● DATA ROWS
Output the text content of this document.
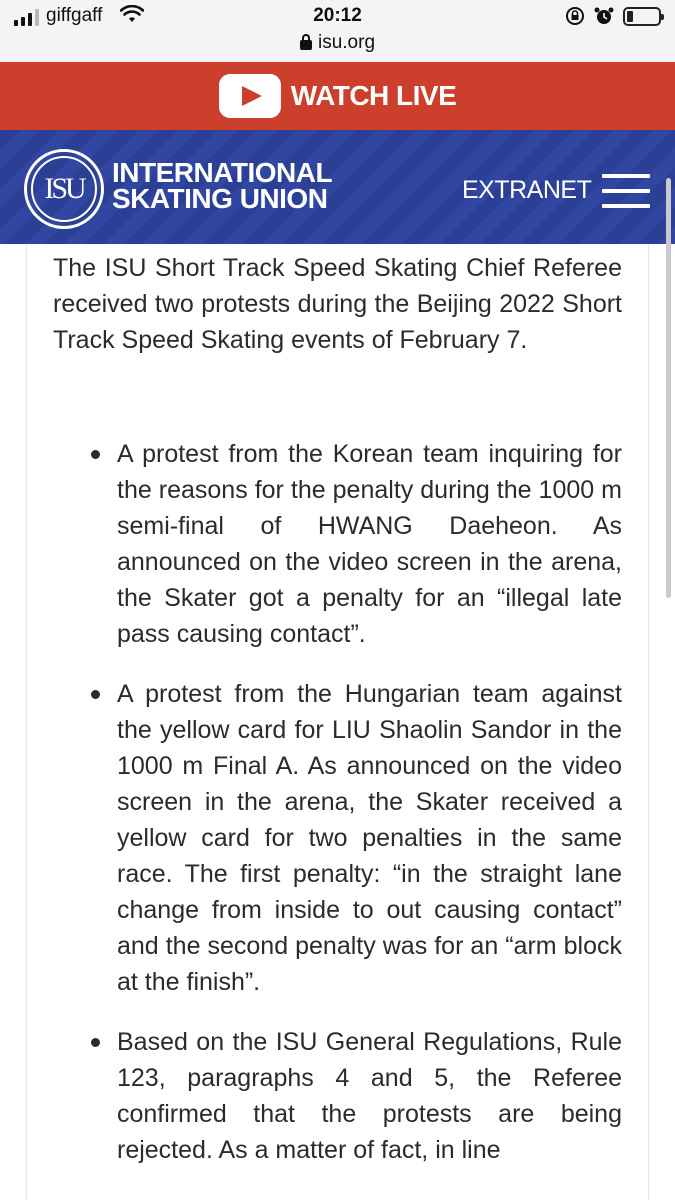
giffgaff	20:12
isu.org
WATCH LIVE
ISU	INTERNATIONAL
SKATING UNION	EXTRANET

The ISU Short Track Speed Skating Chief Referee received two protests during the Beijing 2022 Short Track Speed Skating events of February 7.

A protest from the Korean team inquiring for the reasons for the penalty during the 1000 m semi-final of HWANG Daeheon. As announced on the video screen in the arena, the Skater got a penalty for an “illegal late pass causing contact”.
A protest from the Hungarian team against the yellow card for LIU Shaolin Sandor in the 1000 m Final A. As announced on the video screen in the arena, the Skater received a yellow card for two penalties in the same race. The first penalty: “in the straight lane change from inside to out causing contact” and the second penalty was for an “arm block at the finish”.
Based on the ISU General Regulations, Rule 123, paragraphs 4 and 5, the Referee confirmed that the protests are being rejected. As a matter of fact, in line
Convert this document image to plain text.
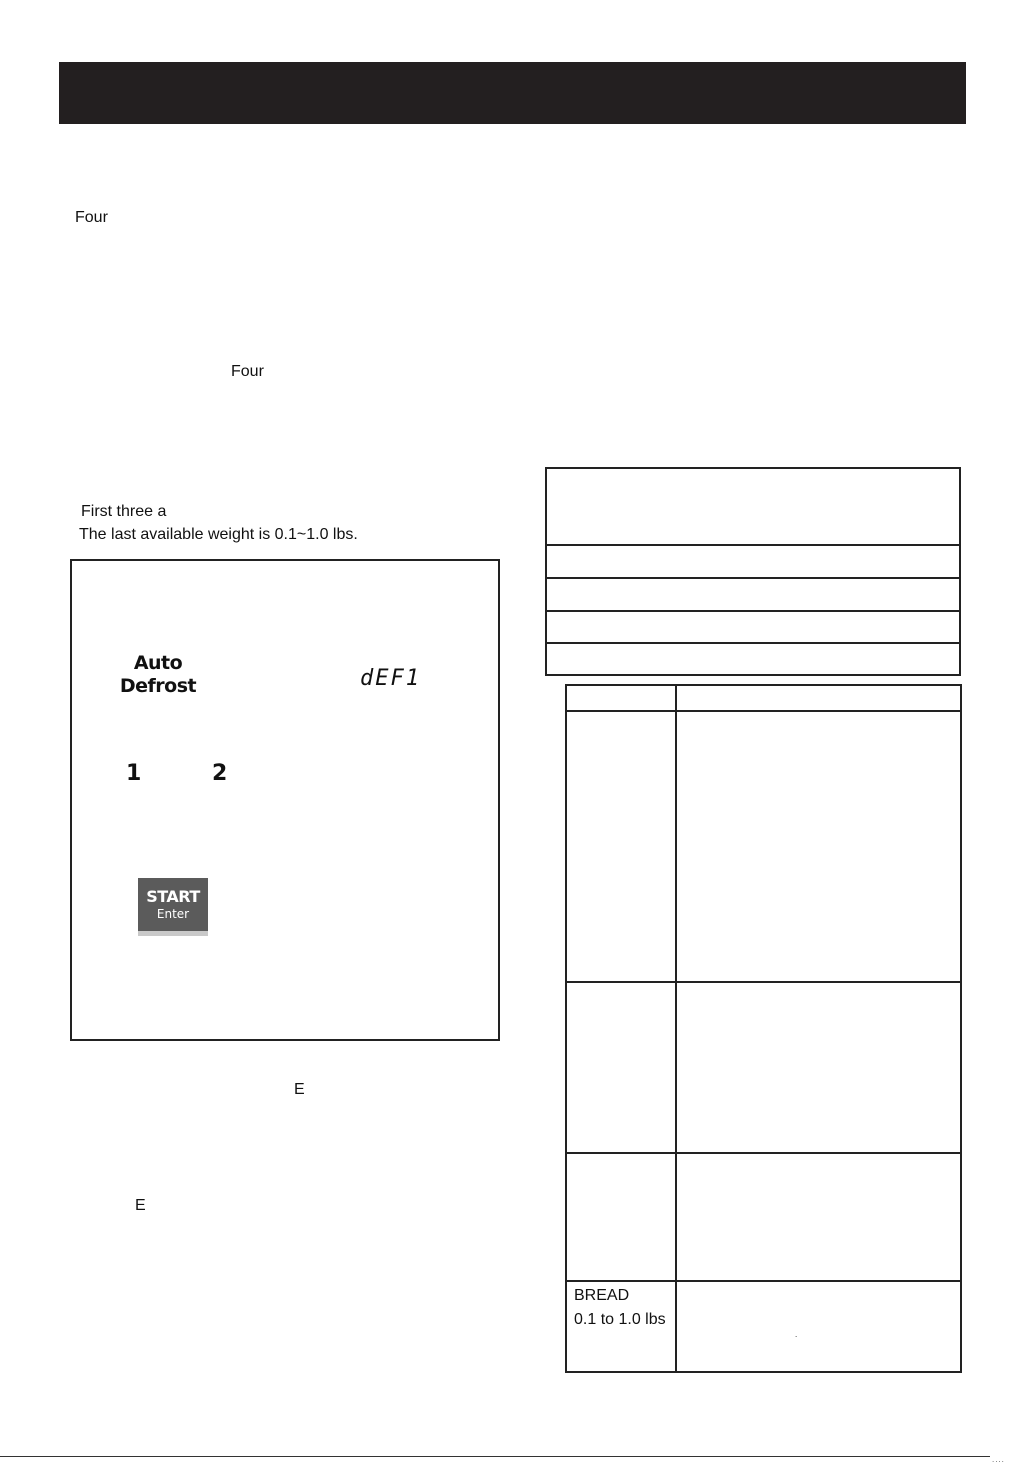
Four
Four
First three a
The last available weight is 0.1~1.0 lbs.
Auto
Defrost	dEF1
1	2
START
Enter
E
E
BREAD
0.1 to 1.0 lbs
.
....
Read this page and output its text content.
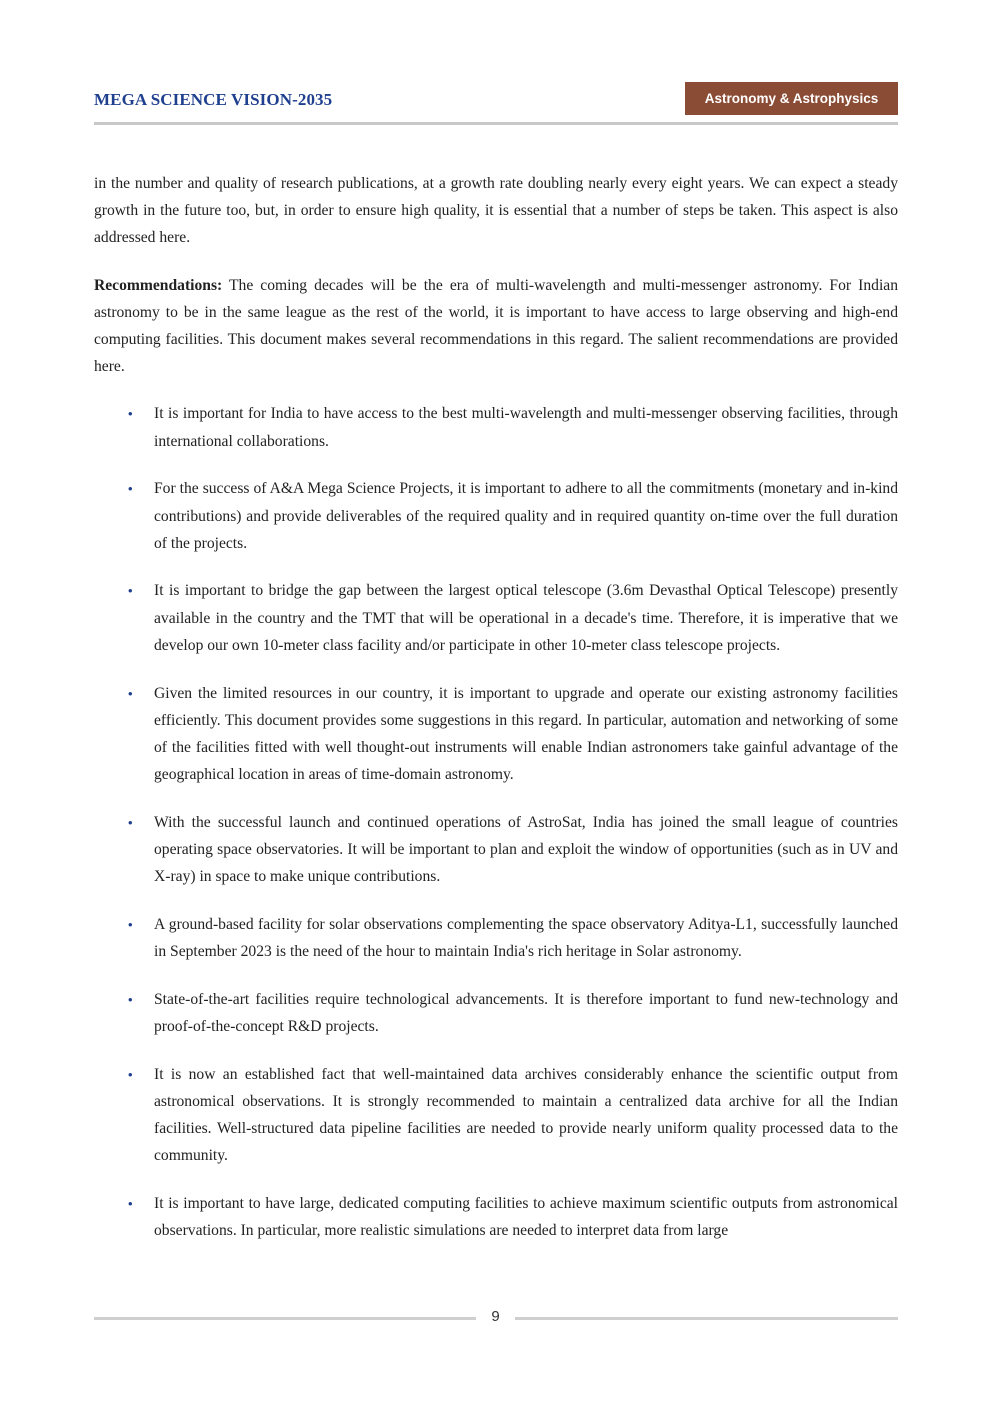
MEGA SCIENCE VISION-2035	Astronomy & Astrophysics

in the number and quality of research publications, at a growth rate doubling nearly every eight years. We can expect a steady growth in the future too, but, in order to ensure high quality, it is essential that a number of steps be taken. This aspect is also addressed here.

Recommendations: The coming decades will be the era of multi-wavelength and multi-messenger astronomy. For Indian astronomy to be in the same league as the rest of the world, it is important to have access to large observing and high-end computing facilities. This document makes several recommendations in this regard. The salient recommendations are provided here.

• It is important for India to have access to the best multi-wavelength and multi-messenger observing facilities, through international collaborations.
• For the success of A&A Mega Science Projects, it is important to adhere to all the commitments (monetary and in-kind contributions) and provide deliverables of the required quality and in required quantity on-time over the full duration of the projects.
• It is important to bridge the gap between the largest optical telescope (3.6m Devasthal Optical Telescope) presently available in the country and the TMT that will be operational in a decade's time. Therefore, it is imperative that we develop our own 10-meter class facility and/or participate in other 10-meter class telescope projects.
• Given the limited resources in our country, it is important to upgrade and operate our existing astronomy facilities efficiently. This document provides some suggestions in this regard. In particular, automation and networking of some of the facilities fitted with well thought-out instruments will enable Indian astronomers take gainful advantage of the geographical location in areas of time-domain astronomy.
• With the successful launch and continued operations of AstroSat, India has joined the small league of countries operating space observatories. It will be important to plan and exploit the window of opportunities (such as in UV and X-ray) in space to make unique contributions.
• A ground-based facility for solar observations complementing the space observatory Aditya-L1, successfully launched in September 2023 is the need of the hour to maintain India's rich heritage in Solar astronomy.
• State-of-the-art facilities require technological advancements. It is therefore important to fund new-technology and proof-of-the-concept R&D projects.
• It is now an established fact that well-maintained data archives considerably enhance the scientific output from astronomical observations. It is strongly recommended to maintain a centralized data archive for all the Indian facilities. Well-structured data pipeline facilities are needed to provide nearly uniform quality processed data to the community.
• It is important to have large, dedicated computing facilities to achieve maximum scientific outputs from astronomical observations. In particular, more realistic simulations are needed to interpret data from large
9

● TASK BRIEF
Report back each line of the entries that holds the string "astronomical".

● OUTPUT OF THE EXERCISE
• It is now an established fact that well-maintained data archives considerably enhance the scientific output from astronomical observations. It is strongly recommended to maintain a centralized data archive for all the Indian facilities. Well-structured data pipeline facilities are needed to provide nearly uniform quality processed data to the community.
• It is important to have large, dedicated computing facilities to achieve maximum scientific outputs from astronomical observations. In particular, more realistic simulations are needed to interpret data from large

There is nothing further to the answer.